Written problem
Find each line holding "bluetooth" and copy it out.

Data entries
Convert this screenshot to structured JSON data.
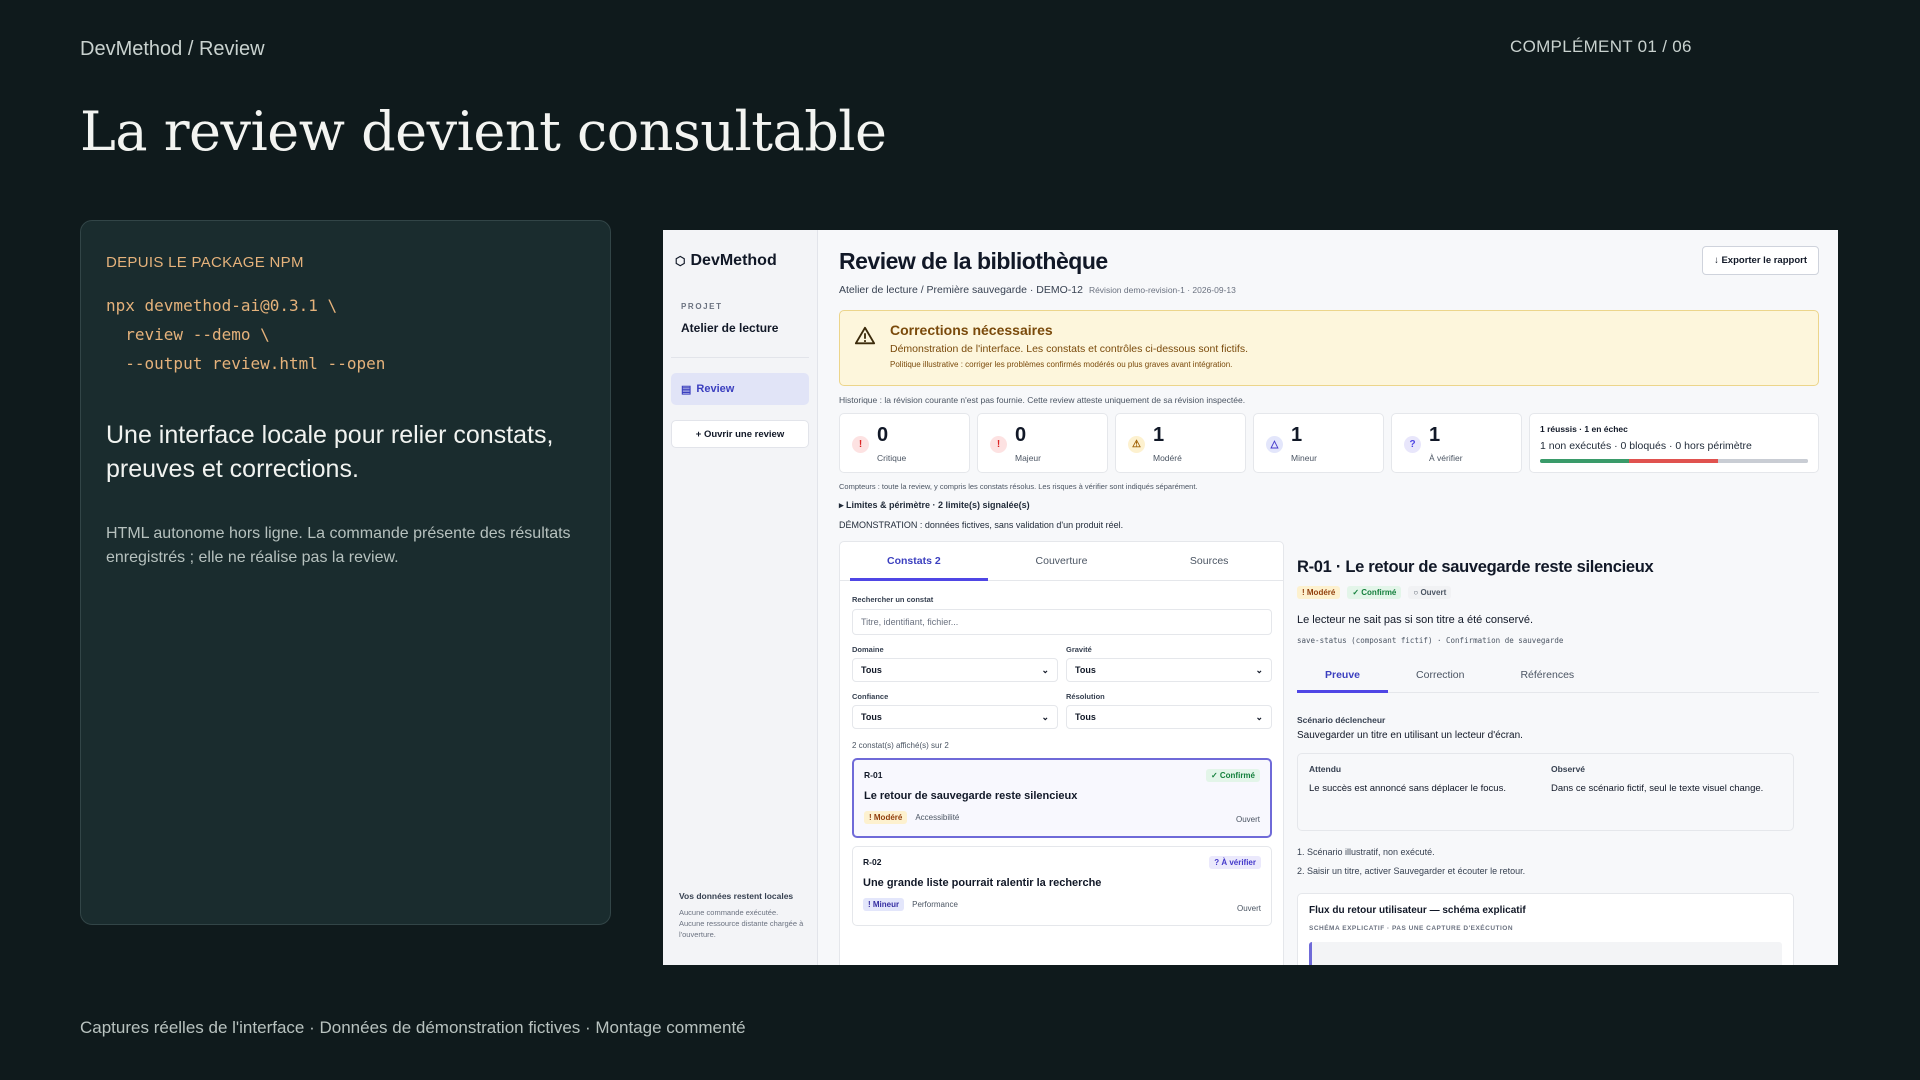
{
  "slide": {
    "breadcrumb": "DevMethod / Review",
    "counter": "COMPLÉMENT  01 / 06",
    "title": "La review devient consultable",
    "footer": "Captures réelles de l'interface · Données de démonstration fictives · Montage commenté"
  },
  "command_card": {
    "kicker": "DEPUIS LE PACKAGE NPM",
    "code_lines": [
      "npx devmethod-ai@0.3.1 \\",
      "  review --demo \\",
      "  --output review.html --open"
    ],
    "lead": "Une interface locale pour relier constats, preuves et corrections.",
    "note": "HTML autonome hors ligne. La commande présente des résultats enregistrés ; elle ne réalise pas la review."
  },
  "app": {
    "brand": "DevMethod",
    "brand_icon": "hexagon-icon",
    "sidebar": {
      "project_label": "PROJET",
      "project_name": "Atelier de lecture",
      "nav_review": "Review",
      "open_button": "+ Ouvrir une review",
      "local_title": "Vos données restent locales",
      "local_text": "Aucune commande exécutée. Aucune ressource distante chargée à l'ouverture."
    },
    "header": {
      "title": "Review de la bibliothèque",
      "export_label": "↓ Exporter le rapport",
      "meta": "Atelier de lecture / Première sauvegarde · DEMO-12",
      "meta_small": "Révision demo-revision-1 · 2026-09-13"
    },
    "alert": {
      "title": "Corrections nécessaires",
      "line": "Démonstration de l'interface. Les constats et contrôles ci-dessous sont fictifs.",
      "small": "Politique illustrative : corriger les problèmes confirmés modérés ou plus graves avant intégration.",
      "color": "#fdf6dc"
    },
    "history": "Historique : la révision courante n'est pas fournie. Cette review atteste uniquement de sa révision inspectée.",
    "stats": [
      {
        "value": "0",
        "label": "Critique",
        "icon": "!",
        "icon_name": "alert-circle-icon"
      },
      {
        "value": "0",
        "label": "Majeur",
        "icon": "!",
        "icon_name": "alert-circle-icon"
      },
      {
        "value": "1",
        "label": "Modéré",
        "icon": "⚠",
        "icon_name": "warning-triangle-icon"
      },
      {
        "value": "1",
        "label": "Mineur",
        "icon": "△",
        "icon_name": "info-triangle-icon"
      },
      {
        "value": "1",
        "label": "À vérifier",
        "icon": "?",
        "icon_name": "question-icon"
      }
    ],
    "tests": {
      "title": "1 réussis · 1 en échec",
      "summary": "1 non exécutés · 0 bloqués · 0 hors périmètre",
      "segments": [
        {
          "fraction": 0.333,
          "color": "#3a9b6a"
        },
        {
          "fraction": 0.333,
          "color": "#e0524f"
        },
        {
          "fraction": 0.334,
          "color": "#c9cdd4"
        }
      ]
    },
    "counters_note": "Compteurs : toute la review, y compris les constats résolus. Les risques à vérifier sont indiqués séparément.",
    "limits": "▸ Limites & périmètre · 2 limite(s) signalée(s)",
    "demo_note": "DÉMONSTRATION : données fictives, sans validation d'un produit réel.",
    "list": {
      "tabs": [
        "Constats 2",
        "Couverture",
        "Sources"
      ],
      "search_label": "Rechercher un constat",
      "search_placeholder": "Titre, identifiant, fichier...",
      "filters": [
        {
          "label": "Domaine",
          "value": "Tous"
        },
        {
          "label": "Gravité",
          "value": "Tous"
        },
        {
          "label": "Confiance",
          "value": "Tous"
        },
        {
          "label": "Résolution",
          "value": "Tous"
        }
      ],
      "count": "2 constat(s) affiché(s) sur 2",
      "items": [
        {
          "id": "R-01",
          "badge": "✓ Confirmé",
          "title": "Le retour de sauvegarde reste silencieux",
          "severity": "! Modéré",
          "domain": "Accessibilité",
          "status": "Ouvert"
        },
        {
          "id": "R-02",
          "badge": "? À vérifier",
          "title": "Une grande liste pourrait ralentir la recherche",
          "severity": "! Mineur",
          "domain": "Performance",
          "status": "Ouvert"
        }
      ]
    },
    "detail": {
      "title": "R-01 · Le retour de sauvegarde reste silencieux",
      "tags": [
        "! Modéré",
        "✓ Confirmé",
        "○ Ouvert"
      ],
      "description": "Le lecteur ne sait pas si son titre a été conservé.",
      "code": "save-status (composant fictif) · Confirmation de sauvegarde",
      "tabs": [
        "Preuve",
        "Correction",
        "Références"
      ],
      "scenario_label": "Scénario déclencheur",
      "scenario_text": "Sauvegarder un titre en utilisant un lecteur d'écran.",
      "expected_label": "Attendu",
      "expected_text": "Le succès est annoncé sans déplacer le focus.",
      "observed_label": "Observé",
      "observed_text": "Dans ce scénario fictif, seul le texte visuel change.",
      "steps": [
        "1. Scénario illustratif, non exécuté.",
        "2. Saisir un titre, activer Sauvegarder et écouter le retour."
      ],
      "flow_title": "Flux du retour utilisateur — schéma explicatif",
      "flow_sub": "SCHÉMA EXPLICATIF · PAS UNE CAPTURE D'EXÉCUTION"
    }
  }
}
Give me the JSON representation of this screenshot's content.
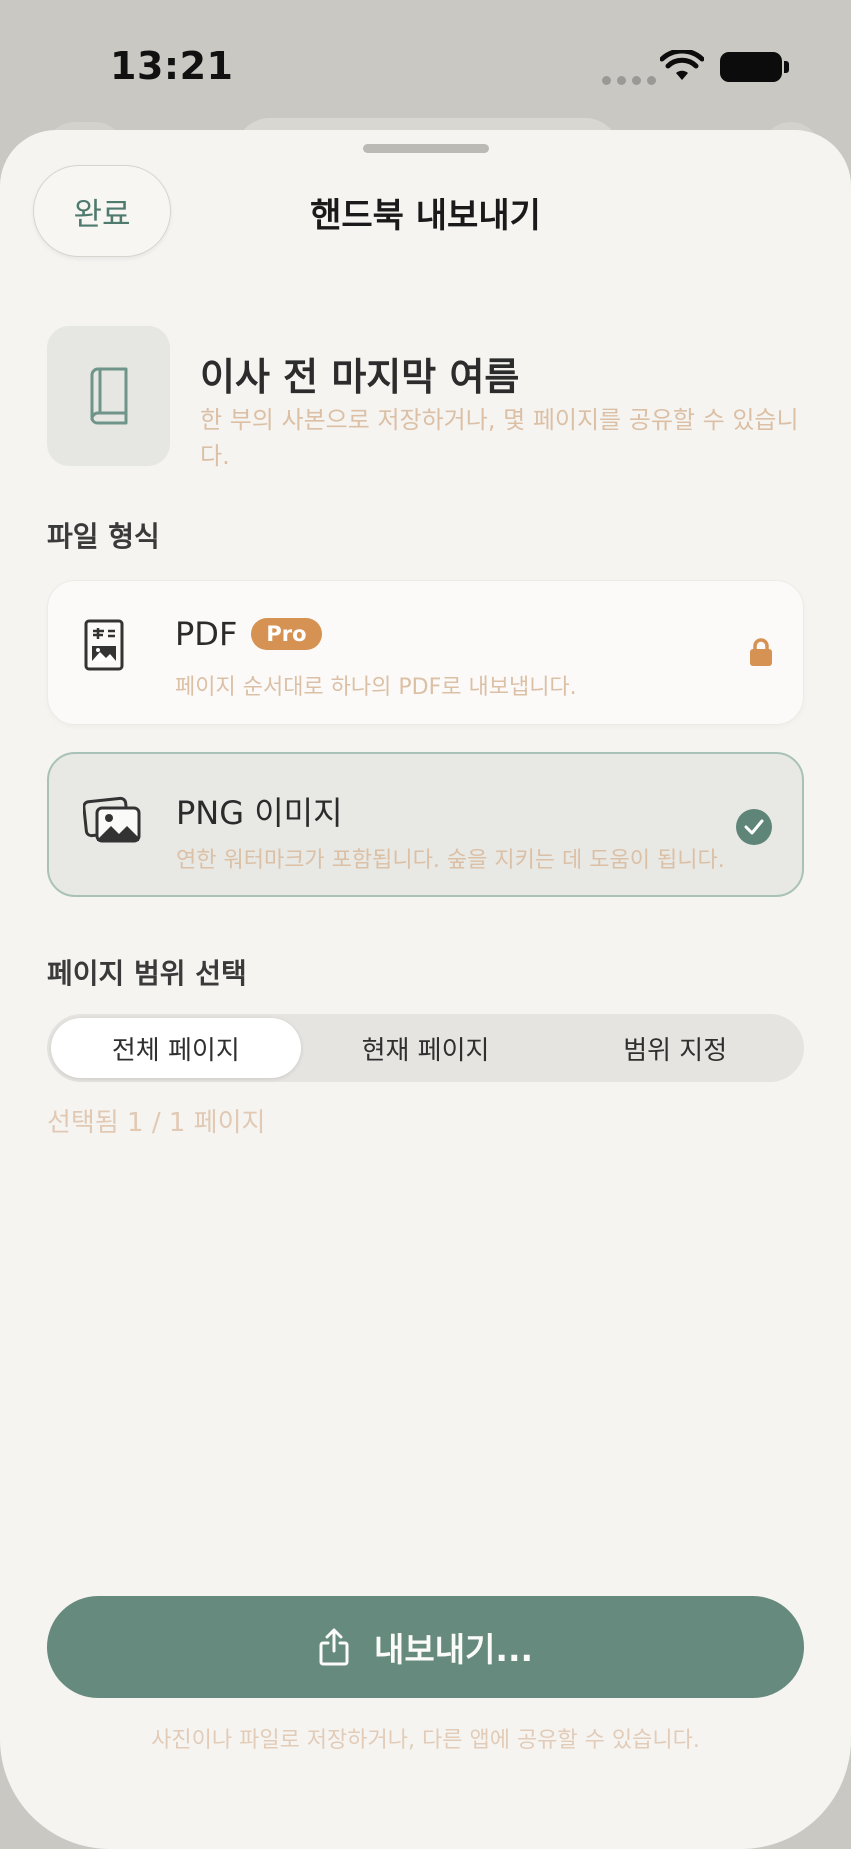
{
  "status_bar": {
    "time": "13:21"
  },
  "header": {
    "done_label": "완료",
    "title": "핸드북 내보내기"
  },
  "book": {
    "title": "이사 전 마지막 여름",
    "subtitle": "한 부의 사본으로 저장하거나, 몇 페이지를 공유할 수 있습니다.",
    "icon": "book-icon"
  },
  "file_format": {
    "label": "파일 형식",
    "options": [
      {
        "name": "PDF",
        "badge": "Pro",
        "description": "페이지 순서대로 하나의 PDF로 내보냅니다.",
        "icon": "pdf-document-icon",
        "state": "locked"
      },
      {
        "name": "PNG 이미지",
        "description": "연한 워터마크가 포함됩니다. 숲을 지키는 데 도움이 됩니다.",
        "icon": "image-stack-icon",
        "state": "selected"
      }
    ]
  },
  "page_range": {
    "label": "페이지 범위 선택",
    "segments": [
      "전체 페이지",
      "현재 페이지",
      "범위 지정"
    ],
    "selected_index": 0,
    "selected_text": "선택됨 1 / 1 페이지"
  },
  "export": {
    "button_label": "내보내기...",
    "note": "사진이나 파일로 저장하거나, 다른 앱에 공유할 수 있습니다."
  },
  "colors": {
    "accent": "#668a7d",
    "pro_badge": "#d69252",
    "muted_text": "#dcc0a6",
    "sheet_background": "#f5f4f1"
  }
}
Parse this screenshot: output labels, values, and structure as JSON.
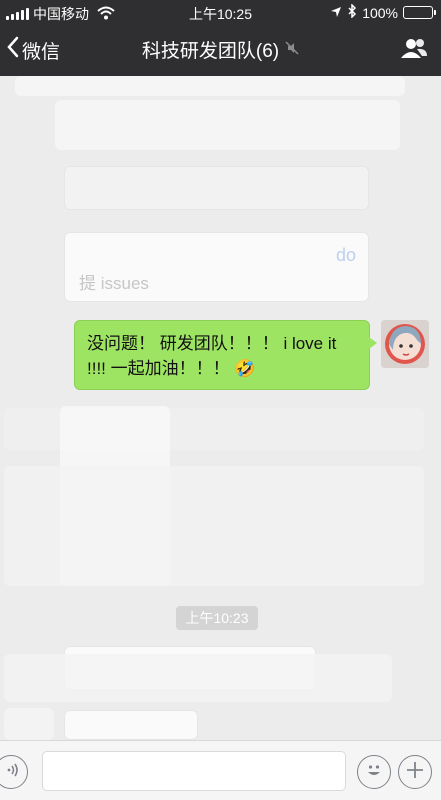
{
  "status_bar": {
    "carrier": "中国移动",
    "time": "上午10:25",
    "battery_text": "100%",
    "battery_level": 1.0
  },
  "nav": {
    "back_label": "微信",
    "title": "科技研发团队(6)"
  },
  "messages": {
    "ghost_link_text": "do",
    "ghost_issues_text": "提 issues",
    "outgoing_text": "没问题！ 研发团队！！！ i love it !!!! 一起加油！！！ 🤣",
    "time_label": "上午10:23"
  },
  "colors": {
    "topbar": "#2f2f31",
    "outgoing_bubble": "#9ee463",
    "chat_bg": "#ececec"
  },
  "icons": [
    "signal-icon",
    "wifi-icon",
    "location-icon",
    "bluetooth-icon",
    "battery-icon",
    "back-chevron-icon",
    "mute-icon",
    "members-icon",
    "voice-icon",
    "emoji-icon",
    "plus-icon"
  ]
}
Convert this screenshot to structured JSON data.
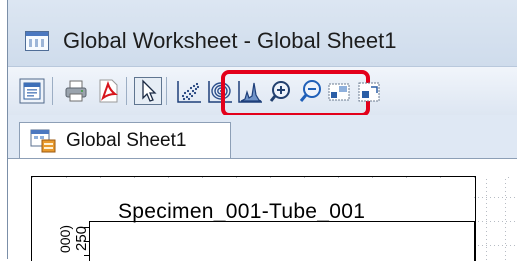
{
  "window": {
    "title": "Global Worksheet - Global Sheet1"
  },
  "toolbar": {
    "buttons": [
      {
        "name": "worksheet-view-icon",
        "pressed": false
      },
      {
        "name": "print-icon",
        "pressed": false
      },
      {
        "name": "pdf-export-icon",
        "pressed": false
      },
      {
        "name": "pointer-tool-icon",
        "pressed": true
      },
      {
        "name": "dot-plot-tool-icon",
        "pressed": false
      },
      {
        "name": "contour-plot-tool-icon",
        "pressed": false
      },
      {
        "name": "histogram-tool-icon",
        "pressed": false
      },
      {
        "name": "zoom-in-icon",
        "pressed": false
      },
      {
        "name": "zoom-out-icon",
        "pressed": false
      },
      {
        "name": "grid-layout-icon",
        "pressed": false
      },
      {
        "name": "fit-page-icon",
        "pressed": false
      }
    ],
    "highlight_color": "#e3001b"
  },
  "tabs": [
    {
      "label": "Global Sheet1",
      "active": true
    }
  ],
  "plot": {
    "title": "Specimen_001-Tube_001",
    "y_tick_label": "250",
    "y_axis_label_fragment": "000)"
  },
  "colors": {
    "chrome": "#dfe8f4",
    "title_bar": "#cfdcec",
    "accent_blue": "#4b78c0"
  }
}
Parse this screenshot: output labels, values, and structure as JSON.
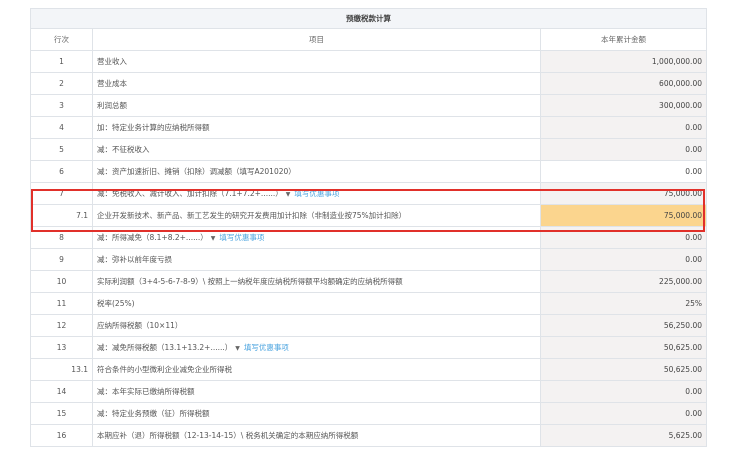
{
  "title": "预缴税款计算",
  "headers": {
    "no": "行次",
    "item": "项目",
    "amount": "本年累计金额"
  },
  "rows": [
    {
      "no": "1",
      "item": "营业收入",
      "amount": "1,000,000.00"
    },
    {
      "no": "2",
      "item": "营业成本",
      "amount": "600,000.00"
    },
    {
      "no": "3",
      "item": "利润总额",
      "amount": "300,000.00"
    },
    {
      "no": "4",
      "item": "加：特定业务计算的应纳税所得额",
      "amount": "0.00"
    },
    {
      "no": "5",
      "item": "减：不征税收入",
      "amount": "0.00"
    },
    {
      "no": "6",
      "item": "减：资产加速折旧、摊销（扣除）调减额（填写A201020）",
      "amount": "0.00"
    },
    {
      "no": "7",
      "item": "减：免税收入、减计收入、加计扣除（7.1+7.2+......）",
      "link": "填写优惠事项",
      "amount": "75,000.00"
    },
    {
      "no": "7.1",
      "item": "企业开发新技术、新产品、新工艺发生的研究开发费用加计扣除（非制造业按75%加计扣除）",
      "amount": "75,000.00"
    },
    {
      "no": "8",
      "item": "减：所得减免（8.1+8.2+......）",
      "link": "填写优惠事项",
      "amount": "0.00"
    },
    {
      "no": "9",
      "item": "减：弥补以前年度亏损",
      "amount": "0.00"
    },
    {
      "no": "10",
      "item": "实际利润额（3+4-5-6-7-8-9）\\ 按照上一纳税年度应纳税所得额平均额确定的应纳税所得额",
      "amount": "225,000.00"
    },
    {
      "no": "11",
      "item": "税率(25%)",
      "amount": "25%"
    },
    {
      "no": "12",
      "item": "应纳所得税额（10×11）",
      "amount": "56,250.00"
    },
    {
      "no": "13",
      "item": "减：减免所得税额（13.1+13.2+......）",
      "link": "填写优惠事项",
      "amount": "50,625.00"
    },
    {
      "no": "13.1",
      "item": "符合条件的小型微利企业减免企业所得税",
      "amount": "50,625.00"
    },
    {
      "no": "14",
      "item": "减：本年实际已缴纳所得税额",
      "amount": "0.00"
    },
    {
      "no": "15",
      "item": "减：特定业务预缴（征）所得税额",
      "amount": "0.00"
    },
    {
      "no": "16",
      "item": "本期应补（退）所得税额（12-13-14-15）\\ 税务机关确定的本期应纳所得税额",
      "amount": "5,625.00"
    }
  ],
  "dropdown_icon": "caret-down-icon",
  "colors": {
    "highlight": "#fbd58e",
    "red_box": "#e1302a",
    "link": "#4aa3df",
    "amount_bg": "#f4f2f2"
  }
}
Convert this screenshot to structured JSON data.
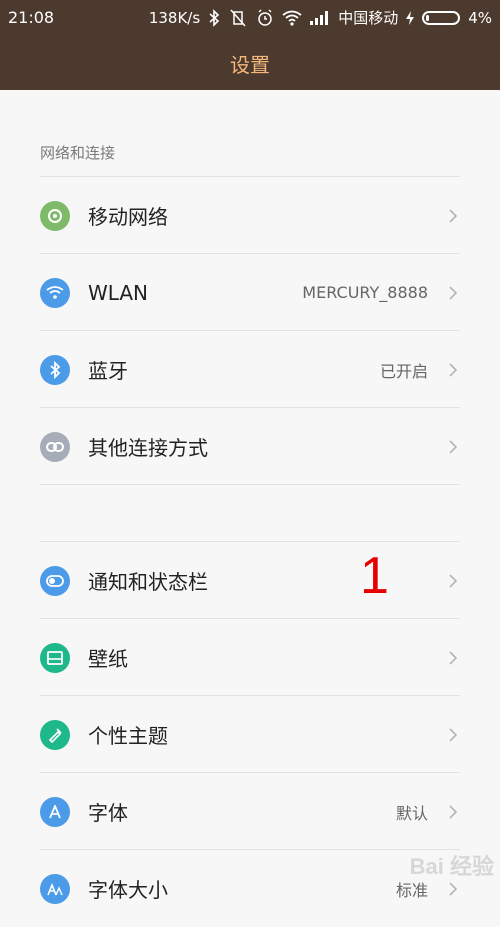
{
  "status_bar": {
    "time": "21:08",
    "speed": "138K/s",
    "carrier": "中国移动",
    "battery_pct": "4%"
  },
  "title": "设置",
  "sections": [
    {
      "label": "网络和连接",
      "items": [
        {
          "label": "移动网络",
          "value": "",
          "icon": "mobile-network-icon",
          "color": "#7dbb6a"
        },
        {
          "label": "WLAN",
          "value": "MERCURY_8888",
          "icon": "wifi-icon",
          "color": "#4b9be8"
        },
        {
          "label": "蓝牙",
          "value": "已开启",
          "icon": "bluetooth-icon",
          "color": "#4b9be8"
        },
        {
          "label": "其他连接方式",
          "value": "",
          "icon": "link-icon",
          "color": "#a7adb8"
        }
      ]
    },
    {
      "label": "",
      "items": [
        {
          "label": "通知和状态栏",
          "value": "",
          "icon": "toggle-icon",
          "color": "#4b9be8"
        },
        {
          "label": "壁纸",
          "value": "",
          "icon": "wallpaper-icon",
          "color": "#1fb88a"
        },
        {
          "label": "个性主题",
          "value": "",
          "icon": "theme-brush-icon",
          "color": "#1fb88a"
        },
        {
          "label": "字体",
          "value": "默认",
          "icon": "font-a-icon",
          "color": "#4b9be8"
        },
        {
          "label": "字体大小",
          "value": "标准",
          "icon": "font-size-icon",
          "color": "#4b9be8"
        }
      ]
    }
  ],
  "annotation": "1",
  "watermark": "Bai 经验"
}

Solution
    "bluetooth-icon",
          "icon": "bluetooth-icon",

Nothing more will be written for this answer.